> Task description
Copy every line of the entries that includes the word "image".

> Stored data
------------------------------

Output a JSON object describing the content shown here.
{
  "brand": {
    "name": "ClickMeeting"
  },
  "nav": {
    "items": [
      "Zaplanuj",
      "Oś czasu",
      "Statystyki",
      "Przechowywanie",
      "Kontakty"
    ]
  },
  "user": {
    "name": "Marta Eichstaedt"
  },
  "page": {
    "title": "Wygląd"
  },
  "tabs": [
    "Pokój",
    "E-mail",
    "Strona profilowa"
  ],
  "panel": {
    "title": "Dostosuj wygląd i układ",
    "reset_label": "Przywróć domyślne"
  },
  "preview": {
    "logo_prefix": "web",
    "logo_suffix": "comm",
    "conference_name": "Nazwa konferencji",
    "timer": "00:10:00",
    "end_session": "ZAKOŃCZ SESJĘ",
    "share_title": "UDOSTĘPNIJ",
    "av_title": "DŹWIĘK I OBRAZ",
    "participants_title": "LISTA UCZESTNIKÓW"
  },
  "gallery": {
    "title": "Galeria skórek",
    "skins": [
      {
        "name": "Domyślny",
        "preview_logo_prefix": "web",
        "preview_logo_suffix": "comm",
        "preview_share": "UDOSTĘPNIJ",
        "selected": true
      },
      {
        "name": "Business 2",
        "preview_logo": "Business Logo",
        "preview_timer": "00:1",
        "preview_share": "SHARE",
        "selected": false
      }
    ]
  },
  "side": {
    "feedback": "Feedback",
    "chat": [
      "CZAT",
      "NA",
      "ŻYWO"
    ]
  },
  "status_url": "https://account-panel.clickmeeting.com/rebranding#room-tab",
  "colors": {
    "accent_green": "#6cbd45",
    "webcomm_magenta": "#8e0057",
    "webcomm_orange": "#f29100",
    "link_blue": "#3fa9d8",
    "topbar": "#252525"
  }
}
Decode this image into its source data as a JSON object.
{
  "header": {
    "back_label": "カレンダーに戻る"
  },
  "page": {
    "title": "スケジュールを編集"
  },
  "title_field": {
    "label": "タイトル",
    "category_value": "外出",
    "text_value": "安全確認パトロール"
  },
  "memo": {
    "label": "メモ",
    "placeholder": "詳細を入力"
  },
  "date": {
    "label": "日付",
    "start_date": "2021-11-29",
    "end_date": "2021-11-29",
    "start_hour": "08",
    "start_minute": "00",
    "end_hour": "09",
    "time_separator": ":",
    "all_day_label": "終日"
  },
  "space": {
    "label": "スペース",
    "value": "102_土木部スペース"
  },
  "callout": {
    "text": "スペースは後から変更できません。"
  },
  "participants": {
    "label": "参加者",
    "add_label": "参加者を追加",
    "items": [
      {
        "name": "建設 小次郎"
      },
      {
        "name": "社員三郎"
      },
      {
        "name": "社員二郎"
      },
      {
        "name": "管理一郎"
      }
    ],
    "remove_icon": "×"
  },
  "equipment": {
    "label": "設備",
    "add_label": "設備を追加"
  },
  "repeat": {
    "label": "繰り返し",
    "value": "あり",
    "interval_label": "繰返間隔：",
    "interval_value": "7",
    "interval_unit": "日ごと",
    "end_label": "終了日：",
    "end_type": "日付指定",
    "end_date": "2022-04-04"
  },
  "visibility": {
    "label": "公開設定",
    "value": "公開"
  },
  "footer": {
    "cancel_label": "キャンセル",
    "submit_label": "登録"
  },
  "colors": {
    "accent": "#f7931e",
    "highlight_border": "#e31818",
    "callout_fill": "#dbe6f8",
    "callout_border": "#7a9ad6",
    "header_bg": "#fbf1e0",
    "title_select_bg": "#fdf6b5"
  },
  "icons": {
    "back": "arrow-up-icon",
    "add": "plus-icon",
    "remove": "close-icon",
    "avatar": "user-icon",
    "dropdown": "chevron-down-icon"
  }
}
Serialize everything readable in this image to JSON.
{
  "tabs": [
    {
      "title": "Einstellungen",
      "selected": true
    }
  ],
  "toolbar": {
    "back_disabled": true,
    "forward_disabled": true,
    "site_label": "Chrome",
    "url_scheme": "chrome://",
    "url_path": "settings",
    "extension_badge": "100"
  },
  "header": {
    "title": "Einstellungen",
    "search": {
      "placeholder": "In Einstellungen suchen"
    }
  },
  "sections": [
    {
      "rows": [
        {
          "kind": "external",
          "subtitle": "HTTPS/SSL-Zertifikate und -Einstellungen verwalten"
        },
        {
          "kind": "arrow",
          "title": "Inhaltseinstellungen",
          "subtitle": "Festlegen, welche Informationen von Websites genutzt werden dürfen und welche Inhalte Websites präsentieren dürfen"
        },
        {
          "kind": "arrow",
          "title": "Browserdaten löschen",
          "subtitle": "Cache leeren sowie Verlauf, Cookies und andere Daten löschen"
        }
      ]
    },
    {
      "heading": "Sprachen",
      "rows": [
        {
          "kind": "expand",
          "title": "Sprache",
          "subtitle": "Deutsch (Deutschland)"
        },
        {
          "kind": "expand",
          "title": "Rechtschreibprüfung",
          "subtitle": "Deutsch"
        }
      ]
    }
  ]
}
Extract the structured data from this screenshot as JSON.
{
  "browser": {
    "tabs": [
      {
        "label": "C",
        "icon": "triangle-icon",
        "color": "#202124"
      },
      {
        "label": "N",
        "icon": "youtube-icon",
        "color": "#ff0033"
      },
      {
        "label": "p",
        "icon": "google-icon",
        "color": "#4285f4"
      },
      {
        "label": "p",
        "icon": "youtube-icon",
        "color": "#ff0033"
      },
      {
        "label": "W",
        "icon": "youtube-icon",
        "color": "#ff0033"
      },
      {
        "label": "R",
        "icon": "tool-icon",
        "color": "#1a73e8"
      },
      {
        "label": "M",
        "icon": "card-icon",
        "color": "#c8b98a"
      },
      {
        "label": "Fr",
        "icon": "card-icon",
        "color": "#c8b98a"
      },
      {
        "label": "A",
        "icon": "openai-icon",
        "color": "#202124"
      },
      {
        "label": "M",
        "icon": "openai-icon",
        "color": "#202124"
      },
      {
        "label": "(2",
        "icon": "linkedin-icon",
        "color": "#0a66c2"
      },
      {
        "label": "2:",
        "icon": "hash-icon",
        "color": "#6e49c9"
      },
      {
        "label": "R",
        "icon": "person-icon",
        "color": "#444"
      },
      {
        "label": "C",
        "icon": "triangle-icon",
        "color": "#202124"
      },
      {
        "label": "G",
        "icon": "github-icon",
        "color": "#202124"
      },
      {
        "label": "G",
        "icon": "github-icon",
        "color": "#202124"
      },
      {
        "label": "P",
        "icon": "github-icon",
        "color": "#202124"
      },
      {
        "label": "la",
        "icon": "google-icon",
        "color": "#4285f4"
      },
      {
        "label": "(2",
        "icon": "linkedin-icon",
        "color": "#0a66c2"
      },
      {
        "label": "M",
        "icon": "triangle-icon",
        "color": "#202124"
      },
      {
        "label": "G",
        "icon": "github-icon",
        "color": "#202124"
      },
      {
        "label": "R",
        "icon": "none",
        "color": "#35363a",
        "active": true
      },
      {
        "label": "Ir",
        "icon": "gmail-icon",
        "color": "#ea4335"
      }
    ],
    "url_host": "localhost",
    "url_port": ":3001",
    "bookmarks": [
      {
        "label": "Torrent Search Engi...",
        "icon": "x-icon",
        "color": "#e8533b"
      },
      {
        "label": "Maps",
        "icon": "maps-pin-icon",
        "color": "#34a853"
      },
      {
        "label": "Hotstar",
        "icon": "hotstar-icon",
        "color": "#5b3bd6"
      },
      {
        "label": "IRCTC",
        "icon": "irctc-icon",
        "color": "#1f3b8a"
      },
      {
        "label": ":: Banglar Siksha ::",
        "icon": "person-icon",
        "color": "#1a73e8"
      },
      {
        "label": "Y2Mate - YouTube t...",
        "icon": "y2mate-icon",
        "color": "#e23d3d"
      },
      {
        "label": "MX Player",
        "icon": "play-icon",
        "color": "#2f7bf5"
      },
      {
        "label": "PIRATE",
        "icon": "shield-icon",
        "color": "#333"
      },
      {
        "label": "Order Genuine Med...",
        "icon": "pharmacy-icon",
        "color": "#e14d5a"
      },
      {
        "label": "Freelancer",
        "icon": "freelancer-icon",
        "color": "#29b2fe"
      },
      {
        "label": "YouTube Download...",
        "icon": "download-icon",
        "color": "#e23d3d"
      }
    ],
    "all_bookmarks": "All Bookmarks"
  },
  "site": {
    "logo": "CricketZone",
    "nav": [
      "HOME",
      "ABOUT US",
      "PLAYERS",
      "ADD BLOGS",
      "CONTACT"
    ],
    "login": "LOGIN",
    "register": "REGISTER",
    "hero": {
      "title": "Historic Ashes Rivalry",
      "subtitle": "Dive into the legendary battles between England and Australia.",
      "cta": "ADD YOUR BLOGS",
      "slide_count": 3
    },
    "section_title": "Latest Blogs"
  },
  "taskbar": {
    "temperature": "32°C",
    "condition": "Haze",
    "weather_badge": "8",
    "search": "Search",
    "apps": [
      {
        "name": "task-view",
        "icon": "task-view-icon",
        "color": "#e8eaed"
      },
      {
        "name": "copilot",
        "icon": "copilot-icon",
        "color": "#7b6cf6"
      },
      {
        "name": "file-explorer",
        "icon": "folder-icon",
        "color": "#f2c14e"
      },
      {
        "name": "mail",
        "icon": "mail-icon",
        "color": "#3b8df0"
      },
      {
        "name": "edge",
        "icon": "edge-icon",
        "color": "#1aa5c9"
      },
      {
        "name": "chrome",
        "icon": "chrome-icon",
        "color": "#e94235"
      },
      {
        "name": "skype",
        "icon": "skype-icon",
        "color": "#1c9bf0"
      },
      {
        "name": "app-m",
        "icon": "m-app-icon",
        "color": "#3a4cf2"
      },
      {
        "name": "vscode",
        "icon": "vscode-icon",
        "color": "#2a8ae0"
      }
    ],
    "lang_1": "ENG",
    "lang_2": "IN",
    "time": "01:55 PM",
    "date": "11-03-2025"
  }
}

------------------------------

> Result of the exercise
Decode this image into its source data as a JSON object.
Serialize everything readable in this image to JSON.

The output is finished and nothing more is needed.